Give the entries back exactly, dropping each image.

◇ ◇ ◇ ◇ ◇

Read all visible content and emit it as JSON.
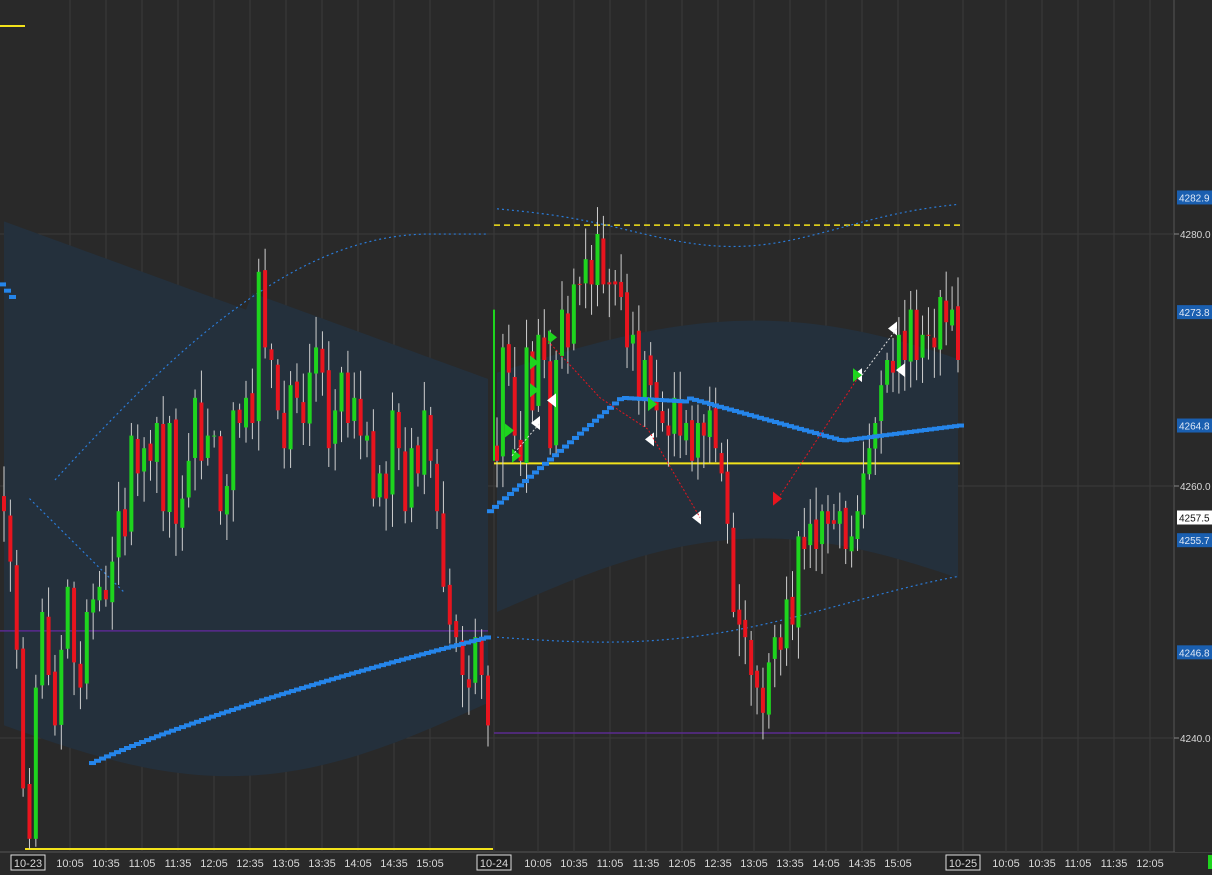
{
  "chart_data": {
    "type": "candlestick",
    "colors": {
      "background": "#292929",
      "grid": "#3a3a3a",
      "up": "#1ed41e",
      "down": "#e8141e",
      "wick": "#cfcfcf",
      "band": "#24303c",
      "vwap": "#2585ea",
      "bands_dotted": "#2a7bd8",
      "yellow": "#f2e21b",
      "purple": "#5a2a90",
      "price_label_bg": "#1a5fb0",
      "last_label_bg": "#ffffff",
      "arrow_buy": "#1ed41e",
      "arrow_sell": "#ffffff",
      "arrow_red": "#e8141e"
    },
    "ylim": [
      4233,
      4303
    ],
    "y_ticks": [
      {
        "value": 4240,
        "label": "4240.0"
      },
      {
        "value": 4260,
        "label": "4260.0"
      },
      {
        "value": 4280,
        "label": "4280.0"
      }
    ],
    "y_price_labels": [
      {
        "value": 4282.9,
        "label": "4282.9",
        "style": "blue"
      },
      {
        "value": 4273.8,
        "label": "4273.8",
        "style": "blue"
      },
      {
        "value": 4264.8,
        "label": "4264.8",
        "style": "blue"
      },
      {
        "value": 4257.5,
        "label": "4257.5",
        "style": "last"
      },
      {
        "value": 4255.7,
        "label": "4255.7",
        "style": "blue"
      },
      {
        "value": 4246.8,
        "label": "4246.8",
        "style": "blue"
      }
    ],
    "x_labels": [
      {
        "label": "10-23",
        "boxed": true
      },
      {
        "label": "10:05"
      },
      {
        "label": "10:35"
      },
      {
        "label": "11:05"
      },
      {
        "label": "11:35"
      },
      {
        "label": "12:05"
      },
      {
        "label": "12:35"
      },
      {
        "label": "13:05"
      },
      {
        "label": "13:35"
      },
      {
        "label": "14:05"
      },
      {
        "label": "14:35"
      },
      {
        "label": "15:05"
      },
      {
        "label": "10-24",
        "boxed": true
      },
      {
        "label": "10:05"
      },
      {
        "label": "10:35"
      },
      {
        "label": "11:05"
      },
      {
        "label": "11:35"
      },
      {
        "label": "12:05"
      },
      {
        "label": "12:35"
      },
      {
        "label": "13:05"
      },
      {
        "label": "13:35"
      },
      {
        "label": "14:05"
      },
      {
        "label": "14:35"
      },
      {
        "label": "15:05"
      },
      {
        "label": "10-25",
        "boxed": true
      },
      {
        "label": "10:05"
      },
      {
        "label": "10:35"
      },
      {
        "label": "11:05"
      },
      {
        "label": "11:35"
      },
      {
        "label": "12:05"
      }
    ],
    "day1_closes": [
      4258,
      4254,
      4247,
      4236,
      4232,
      4244,
      4250,
      4245,
      4241,
      4247,
      4252,
      4246,
      4244,
      4250,
      4251,
      4252,
      4251,
      4254,
      4258,
      4256,
      4264,
      4261,
      4263,
      4262,
      4265,
      4258,
      4265,
      4257,
      4259,
      4262,
      4267,
      4262,
      4264,
      4264,
      4258,
      4260,
      4266,
      4265,
      4267,
      4265,
      4277,
      4271,
      4270,
      4266,
      4263,
      4268,
      4267,
      4265,
      4269,
      4271,
      4269,
      4263,
      4266,
      4269,
      4265,
      4267,
      4264,
      4264,
      4259,
      4261,
      4259,
      4266,
      4263,
      4258,
      4263,
      4261,
      4266,
      4262,
      4258,
      4252,
      4249,
      4248,
      4245,
      4244,
      4248,
      4245,
      4241
    ],
    "day2_closes": [
      4262,
      4271,
      4269,
      4264,
      4262,
      4271,
      4266,
      4272,
      4270,
      4263,
      4270,
      4274,
      4271,
      4276,
      4276,
      4278,
      4276,
      4280,
      4276,
      4276,
      4276,
      4275,
      4271,
      4272,
      4267,
      4270,
      4268,
      4266,
      4265,
      4264,
      4267,
      4264,
      4265,
      4262,
      4265,
      4264,
      4266,
      4263,
      4261,
      4257,
      4250,
      4249,
      4248,
      4245,
      4244,
      4242,
      4246,
      4248,
      4247,
      4251,
      4249,
      4256,
      4255,
      4257,
      4255,
      4258,
      4257,
      4257,
      4258,
      4255,
      4256,
      4258,
      4261,
      4263,
      4265,
      4268,
      4270,
      4269,
      4272,
      4270,
      4274,
      4270,
      4272,
      4272,
      4271,
      4275,
      4273,
      4274,
      4270
    ]
  }
}
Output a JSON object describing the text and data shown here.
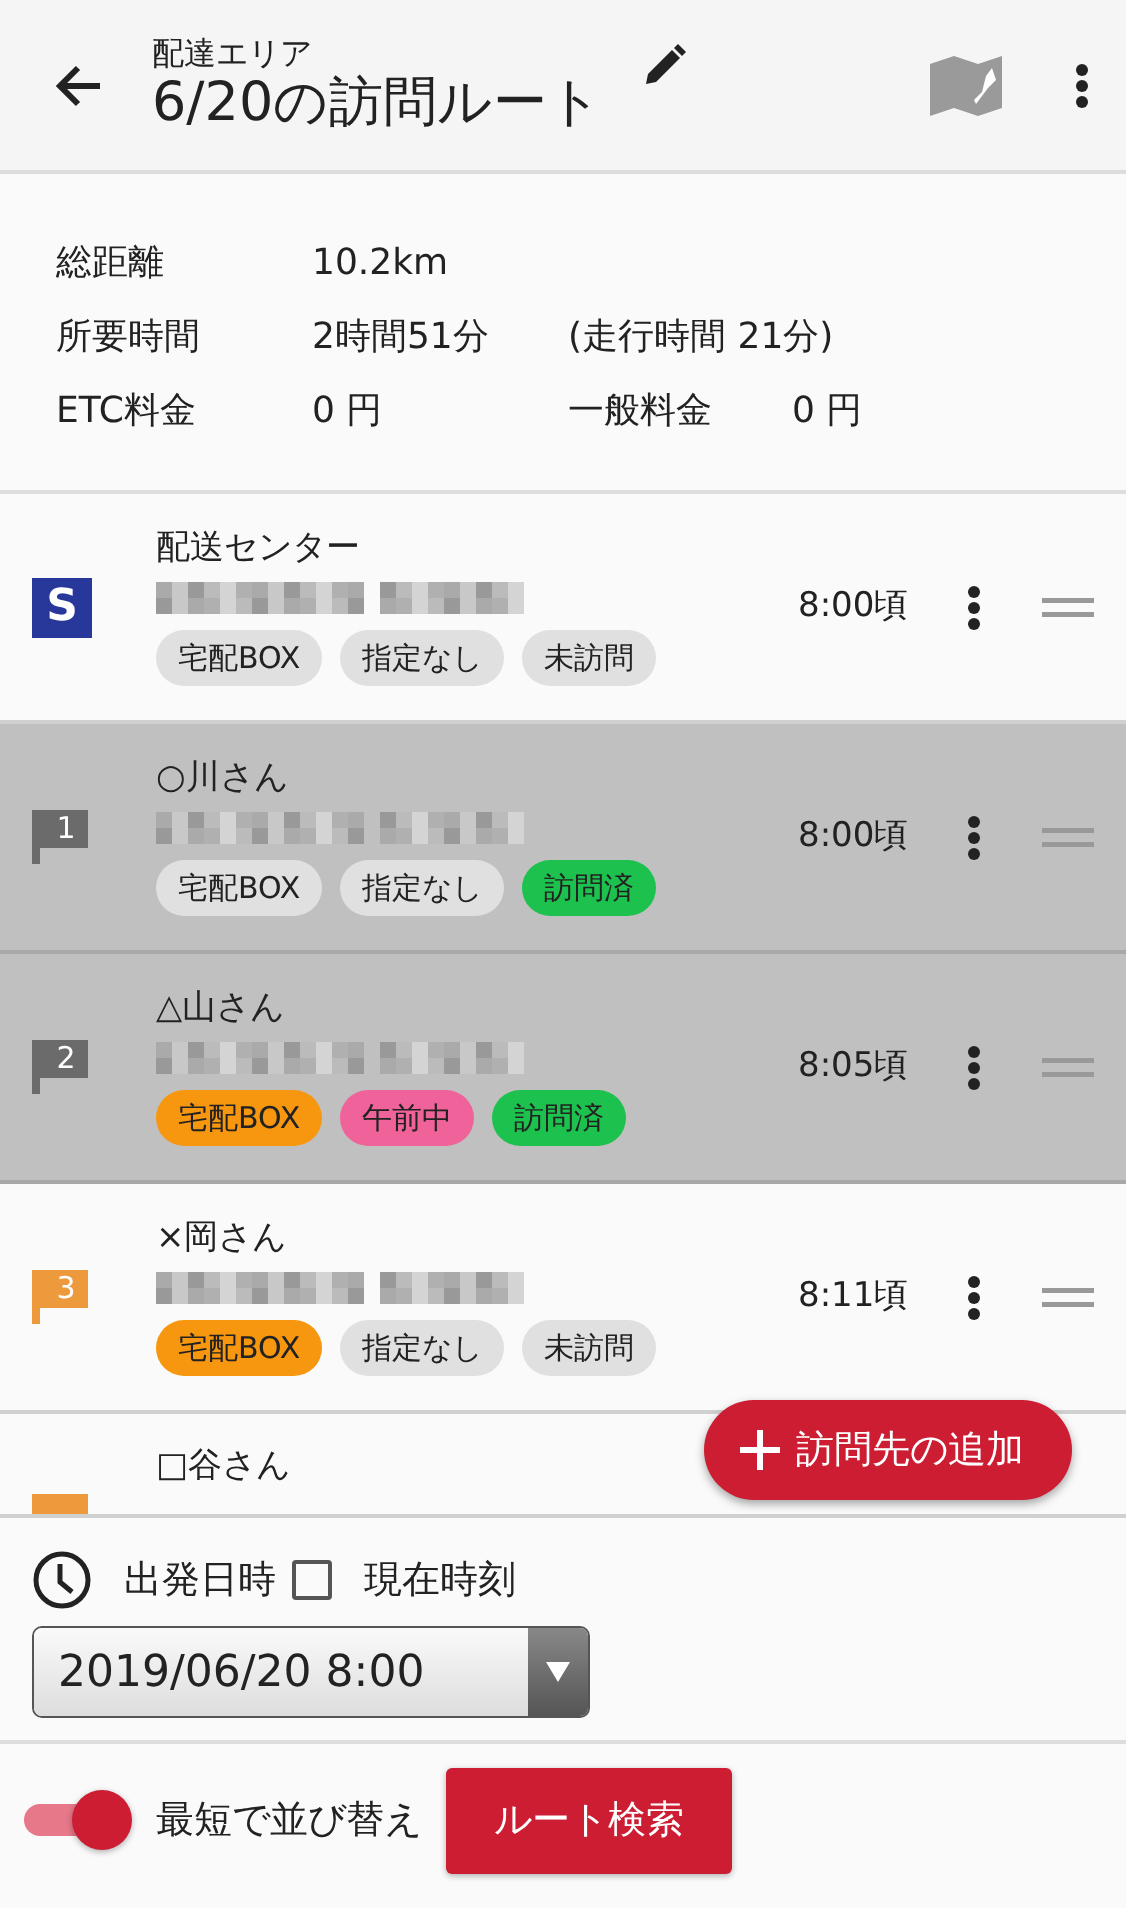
{
  "header": {
    "subtitle": "配達エリア",
    "title": "6/20の訪問ルート"
  },
  "summary": {
    "rows": [
      {
        "label": "総距離",
        "value": "10.2km"
      },
      {
        "label": "所要時間",
        "value": "2時間51分",
        "extra": "(走行時間 21分)"
      },
      {
        "label": "ETC料金",
        "value": "0 円",
        "extra_label": "一般料金",
        "extra_value": "0 円"
      }
    ]
  },
  "stops": [
    {
      "kind": "start",
      "marker": "S",
      "color": "#28389a",
      "name": "配送センター",
      "time": "8:00頃",
      "visited": false,
      "tags": [
        {
          "label": "宅配BOX",
          "color": "#e0e0e0"
        },
        {
          "label": "指定なし",
          "color": "#e0e0e0"
        },
        {
          "label": "未訪問",
          "color": "#e0e0e0"
        }
      ]
    },
    {
      "kind": "stop",
      "marker": "1",
      "color": "#6b6b6b",
      "name": "○川さん",
      "time": "8:00頃",
      "visited": true,
      "tags": [
        {
          "label": "宅配BOX",
          "color": "#e0e0e0"
        },
        {
          "label": "指定なし",
          "color": "#e0e0e0"
        },
        {
          "label": "訪問済",
          "color": "#1cc14e"
        }
      ]
    },
    {
      "kind": "stop",
      "marker": "2",
      "color": "#6b6b6b",
      "name": "△山さん",
      "time": "8:05頃",
      "visited": true,
      "tags": [
        {
          "label": "宅配BOX",
          "color": "#f7960f"
        },
        {
          "label": "午前中",
          "color": "#f0629a"
        },
        {
          "label": "訪問済",
          "color": "#1cc14e"
        }
      ]
    },
    {
      "kind": "stop",
      "marker": "3",
      "color": "#ec9a3c",
      "name": "×岡さん",
      "time": "8:11頃",
      "visited": false,
      "tags": [
        {
          "label": "宅配BOX",
          "color": "#f7960f"
        },
        {
          "label": "指定なし",
          "color": "#e0e0e0"
        },
        {
          "label": "未訪問",
          "color": "#e0e0e0"
        }
      ]
    },
    {
      "kind": "partial",
      "color": "#ec9a3c",
      "name": "□谷さん",
      "visited": false
    }
  ],
  "add_button": {
    "label": "訪問先の追加"
  },
  "departure": {
    "label": "出発日時",
    "now_label": "現在時刻",
    "now_checked": false,
    "value": "2019/06/20 8:00"
  },
  "footer": {
    "sort_label": "最短で並び替え",
    "sort_on": true,
    "search_button": "ルート検索"
  }
}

◇ ◇ ◇ ◇ ◇

-- Written solution --
Read all visible content and emit it as JSON.
{
  "chart_data": {
    "type": "candlestick",
    "colors": {
      "background": "#292929",
      "grid": "#3a3a3a",
      "up": "#1ed41e",
      "down": "#e8141e",
      "wick": "#cfcfcf",
      "band": "#24303c",
      "vwap": "#2585ea",
      "bands_dotted": "#2a7bd8",
      "yellow": "#f2e21b",
      "purple": "#5a2a90",
      "price_label_bg": "#1a5fb0",
      "last_label_bg": "#ffffff",
      "arrow_buy": "#1ed41e",
      "arrow_sell": "#ffffff",
      "arrow_red": "#e8141e"
    },
    "ylim": [
      4233,
      4303
    ],
    "y_ticks": [
      {
        "value": 4240,
        "label": "4240.0"
      },
      {
        "value": 4260,
        "label": "4260.0"
      },
      {
        "value": 4280,
        "label": "4280.0"
      }
    ],
    "y_price_labels": [
      {
        "value": 4282.9,
        "label": "4282.9",
        "style": "blue"
      },
      {
        "value": 4273.8,
        "label": "4273.8",
        "style": "blue"
      },
      {
        "value": 4264.8,
        "label": "4264.8",
        "style": "blue"
      },
      {
        "value": 4257.5,
        "label": "4257.5",
        "style": "last"
      },
      {
        "value": 4255.7,
        "label": "4255.7",
        "style": "blue"
      },
      {
        "value": 4246.8,
        "label": "4246.8",
        "style": "blue"
      }
    ],
    "x_labels": [
      {
        "label": "10-23",
        "boxed": true
      },
      {
        "label": "10:05"
      },
      {
        "label": "10:35"
      },
      {
        "label": "11:05"
      },
      {
        "label": "11:35"
      },
      {
        "label": "12:05"
      },
      {
        "label": "12:35"
      },
      {
        "label": "13:05"
      },
      {
        "label": "13:35"
      },
      {
        "label": "14:05"
      },
      {
        "label": "14:35"
      },
      {
        "label": "15:05"
      },
      {
        "label": "10-24",
        "boxed": true
      },
      {
        "label": "10:05"
      },
      {
        "label": "10:35"
      },
      {
        "label": "11:05"
      },
      {
        "label": "11:35"
      },
      {
        "label": "12:05"
      },
      {
        "label": "12:35"
      },
      {
        "label": "13:05"
      },
      {
        "label": "13:35"
      },
      {
        "label": "14:05"
      },
      {
        "label": "14:35"
      },
      {
        "label": "15:05"
      },
      {
        "label": "10-25",
        "boxed": true
      },
      {
        "label": "10:05"
      },
      {
        "label": "10:35"
      },
      {
        "label": "11:05"
      },
      {
        "label": "11:35"
      },
      {
        "label": "12:05"
      }
    ],
    "day1_closes": [
      4258,
      4254,
      4247,
      4236,
      4232,
      4244,
      4250,
      4245,
      4241,
      4247,
      4252,
      4246,
      4244,
      4250,
      4251,
      4252,
      4251,
      4254,
      4258,
      4256,
      4264,
      4261,
      4263,
      4262,
      4265,
      4258,
      4265,
      4257,
      4259,
      4262,
      4267,
      4262,
      4264,
      4264,
      4258,
      4260,
      4266,
      4265,
      4267,
      4265,
      4277,
      4271,
      4270,
      4266,
      4263,
      4268,
      4267,
      4265,
      4269,
      4271,
      4269,
      4263,
      4266,
      4269,
      4265,
      4267,
      4264,
      4264,
      4259,
      4261,
      4259,
      4266,
      4263,
      4258,
      4263,
      4261,
      4266,
      4262,
      4258,
      4252,
      4249,
      4248,
      4245,
      4244,
      4248,
      4245,
      4241
    ],
    "day2_closes": [
      4262,
      4271,
      4269,
      4264,
      4262,
      4271,
      4266,
      4272,
      4270,
      4263,
      4270,
      4274,
      4271,
      4276,
      4276,
      4278,
      4276,
      4280,
      4276,
      4276,
      4276,
      4275,
      4271,
      4272,
      4267,
      4270,
      4268,
      4266,
      4265,
      4264,
      4267,
      4264,
      4265,
      4262,
      4265,
      4264,
      4266,
      4263,
      4261,
      4257,
      4250,
      4249,
      4248,
      4245,
      4244,
      4242,
      4246,
      4248,
      4247,
      4251,
      4249,
      4256,
      4255,
      4257,
      4255,
      4258,
      4257,
      4257,
      4258,
      4255,
      4256,
      4258,
      4261,
      4263,
      4265,
      4268,
      4270,
      4269,
      4272,
      4270,
      4274,
      4270,
      4272,
      4272,
      4271,
      4275,
      4273,
      4274,
      4270
    ]
  }
}
Output a JSON object describing the text and data shown here.
{
  "header": {
    "subtitle": "配達エリア",
    "title": "6/20の訪問ルート"
  },
  "summary": {
    "rows": [
      {
        "label": "総距離",
        "value": "10.2km"
      },
      {
        "label": "所要時間",
        "value": "2時間51分",
        "extra": "(走行時間 21分)"
      },
      {
        "label": "ETC料金",
        "value": "0 円",
        "extra_label": "一般料金",
        "extra_value": "0 円"
      }
    ]
  },
  "stops": [
    {
      "kind": "start",
      "marker": "S",
      "color": "#28389a",
      "name": "配送センター",
      "time": "8:00頃",
      "visited": false,
      "tags": [
        {
          "label": "宅配BOX",
          "color": "#e0e0e0"
        },
        {
          "label": "指定なし",
          "color": "#e0e0e0"
        },
        {
          "label": "未訪問",
          "color": "#e0e0e0"
        }
      ]
    },
    {
      "kind": "stop",
      "marker": "1",
      "color": "#6b6b6b",
      "name": "○川さん",
      "time": "8:00頃",
      "visited": true,
      "tags": [
        {
          "label": "宅配BOX",
          "color": "#e0e0e0"
        },
        {
          "label": "指定なし",
          "color": "#e0e0e0"
        },
        {
          "label": "訪問済",
          "color": "#1cc14e"
        }
      ]
    },
    {
      "kind": "stop",
      "marker": "2",
      "color": "#6b6b6b",
      "name": "△山さん",
      "time": "8:05頃",
      "visited": true,
      "tags": [
        {
          "label": "宅配BOX",
          "color": "#f7960f"
        },
        {
          "label": "午前中",
          "color": "#f0629a"
        },
        {
          "label": "訪問済",
          "color": "#1cc14e"
        }
      ]
    },
    {
      "kind": "stop",
      "marker": "3",
      "color": "#ec9a3c",
      "name": "×岡さん",
      "time": "8:11頃",
      "visited": false,
      "tags": [
        {
          "label": "宅配BOX",
          "color": "#f7960f"
        },
        {
          "label": "指定なし",
          "color": "#e0e0e0"
        },
        {
          "label": "未訪問",
          "color": "#e0e0e0"
        }
      ]
    },
    {
      "kind": "partial",
      "color": "#ec9a3c",
      "name": "□谷さん",
      "visited": false
    }
  ],
  "add_button": {
    "label": "訪問先の追加"
  },
  "departure": {
    "label": "出発日時",
    "now_label": "現在時刻",
    "now_checked": false,
    "value": "2019/06/20 8:00"
  },
  "footer": {
    "sort_label": "最短で並び替え",
    "sort_on": true,
    "search_button": "ルート検索"
  }
}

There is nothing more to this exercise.